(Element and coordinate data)
>>>

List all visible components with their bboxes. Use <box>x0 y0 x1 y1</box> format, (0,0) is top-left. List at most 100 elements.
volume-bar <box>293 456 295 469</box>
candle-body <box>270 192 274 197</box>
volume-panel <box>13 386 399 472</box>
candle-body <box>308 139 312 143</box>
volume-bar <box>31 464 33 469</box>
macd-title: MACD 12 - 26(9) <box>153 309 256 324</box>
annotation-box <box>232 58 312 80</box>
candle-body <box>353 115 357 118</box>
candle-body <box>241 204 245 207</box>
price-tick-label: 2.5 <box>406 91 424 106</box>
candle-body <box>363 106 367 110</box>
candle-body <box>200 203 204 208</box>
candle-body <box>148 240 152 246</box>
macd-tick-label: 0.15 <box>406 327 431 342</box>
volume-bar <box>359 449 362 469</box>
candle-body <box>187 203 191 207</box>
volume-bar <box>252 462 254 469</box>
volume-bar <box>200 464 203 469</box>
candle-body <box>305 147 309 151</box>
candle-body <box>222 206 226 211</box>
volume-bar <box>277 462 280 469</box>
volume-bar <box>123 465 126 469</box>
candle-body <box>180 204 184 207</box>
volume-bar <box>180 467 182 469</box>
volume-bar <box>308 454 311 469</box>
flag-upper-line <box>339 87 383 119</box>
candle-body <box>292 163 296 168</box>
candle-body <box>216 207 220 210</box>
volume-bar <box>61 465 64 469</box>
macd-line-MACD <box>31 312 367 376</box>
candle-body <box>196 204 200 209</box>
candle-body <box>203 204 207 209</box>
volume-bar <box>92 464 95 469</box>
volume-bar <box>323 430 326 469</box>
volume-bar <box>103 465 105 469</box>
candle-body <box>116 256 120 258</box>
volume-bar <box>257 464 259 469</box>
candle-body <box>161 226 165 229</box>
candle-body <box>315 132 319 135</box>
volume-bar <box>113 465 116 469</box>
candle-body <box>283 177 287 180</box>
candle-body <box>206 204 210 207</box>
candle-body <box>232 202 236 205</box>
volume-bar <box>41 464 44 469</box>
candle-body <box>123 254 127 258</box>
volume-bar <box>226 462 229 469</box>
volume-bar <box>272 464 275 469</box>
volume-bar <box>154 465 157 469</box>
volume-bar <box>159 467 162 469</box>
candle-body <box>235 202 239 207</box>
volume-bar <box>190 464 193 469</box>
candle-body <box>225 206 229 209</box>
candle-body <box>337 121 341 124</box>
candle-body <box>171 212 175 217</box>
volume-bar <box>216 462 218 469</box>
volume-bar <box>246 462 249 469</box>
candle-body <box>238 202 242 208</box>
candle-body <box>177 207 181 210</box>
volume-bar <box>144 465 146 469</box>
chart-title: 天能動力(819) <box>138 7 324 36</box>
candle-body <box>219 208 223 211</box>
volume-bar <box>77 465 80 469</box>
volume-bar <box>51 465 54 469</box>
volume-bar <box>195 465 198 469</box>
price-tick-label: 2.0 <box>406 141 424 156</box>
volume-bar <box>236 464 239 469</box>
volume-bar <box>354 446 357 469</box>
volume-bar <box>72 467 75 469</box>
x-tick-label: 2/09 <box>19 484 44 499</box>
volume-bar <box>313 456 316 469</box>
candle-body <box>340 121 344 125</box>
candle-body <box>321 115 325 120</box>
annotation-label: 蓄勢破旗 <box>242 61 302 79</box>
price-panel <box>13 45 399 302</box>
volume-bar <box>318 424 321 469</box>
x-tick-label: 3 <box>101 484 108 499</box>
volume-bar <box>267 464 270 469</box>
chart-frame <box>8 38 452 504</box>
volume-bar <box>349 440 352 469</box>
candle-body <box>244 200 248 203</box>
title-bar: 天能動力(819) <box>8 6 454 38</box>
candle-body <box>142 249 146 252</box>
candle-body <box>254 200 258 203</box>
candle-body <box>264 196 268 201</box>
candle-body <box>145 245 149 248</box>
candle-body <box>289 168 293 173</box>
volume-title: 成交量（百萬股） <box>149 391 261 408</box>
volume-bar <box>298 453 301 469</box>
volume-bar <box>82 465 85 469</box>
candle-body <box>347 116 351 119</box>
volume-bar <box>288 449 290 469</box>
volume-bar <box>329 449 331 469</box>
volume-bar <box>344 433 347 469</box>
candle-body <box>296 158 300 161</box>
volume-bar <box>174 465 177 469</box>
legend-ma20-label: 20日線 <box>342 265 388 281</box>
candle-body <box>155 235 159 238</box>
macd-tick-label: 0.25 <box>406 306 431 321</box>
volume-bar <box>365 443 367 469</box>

<<<

:: What you will do ::
Swap each "candle-body" for "candle-rect" in everything from the start of the data down to the line containing "volume-bar <box>216 462 218 469</box>", and reproduce those lines with nothing else altered.

:: Solution for this exercise ::
List all visible components with their bboxes. Use <box>x0 y0 x1 y1</box> format, (0,0) is top-left. List at most 100 elements.
volume-bar <box>293 456 295 469</box>
candle-rect <box>270 192 274 197</box>
volume-panel <box>13 386 399 472</box>
candle-rect <box>308 139 312 143</box>
volume-bar <box>31 464 33 469</box>
macd-title: MACD 12 - 26(9) <box>153 309 256 324</box>
annotation-box <box>232 58 312 80</box>
candle-rect <box>353 115 357 118</box>
candle-rect <box>241 204 245 207</box>
price-tick-label: 2.5 <box>406 91 424 106</box>
candle-rect <box>363 106 367 110</box>
candle-rect <box>200 203 204 208</box>
candle-rect <box>148 240 152 246</box>
macd-tick-label: 0.15 <box>406 327 431 342</box>
volume-bar <box>359 449 362 469</box>
candle-rect <box>187 203 191 207</box>
volume-bar <box>252 462 254 469</box>
volume-bar <box>200 464 203 469</box>
candle-rect <box>305 147 309 151</box>
candle-rect <box>222 206 226 211</box>
volume-bar <box>277 462 280 469</box>
volume-bar <box>123 465 126 469</box>
candle-rect <box>180 204 184 207</box>
volume-bar <box>180 467 182 469</box>
volume-bar <box>308 454 311 469</box>
flag-upper-line <box>339 87 383 119</box>
candle-rect <box>292 163 296 168</box>
candle-rect <box>216 207 220 210</box>
volume-bar <box>61 465 64 469</box>
macd-line-MACD <box>31 312 367 376</box>
candle-rect <box>196 204 200 209</box>
candle-rect <box>203 204 207 209</box>
volume-bar <box>92 464 95 469</box>
volume-bar <box>323 430 326 469</box>
volume-bar <box>103 465 105 469</box>
candle-rect <box>116 256 120 258</box>
volume-bar <box>257 464 259 469</box>
candle-rect <box>161 226 165 229</box>
candle-rect <box>315 132 319 135</box>
volume-bar <box>113 465 116 469</box>
candle-rect <box>283 177 287 180</box>
candle-rect <box>206 204 210 207</box>
candle-rect <box>232 202 236 205</box>
volume-bar <box>41 464 44 469</box>
candle-rect <box>123 254 127 258</box>
volume-bar <box>226 462 229 469</box>
volume-bar <box>272 464 275 469</box>
volume-bar <box>154 465 157 469</box>
volume-bar <box>159 467 162 469</box>
candle-rect <box>235 202 239 207</box>
volume-bar <box>190 464 193 469</box>
candle-rect <box>225 206 229 209</box>
candle-rect <box>337 121 341 124</box>
candle-rect <box>171 212 175 217</box>
volume-bar <box>216 462 218 469</box>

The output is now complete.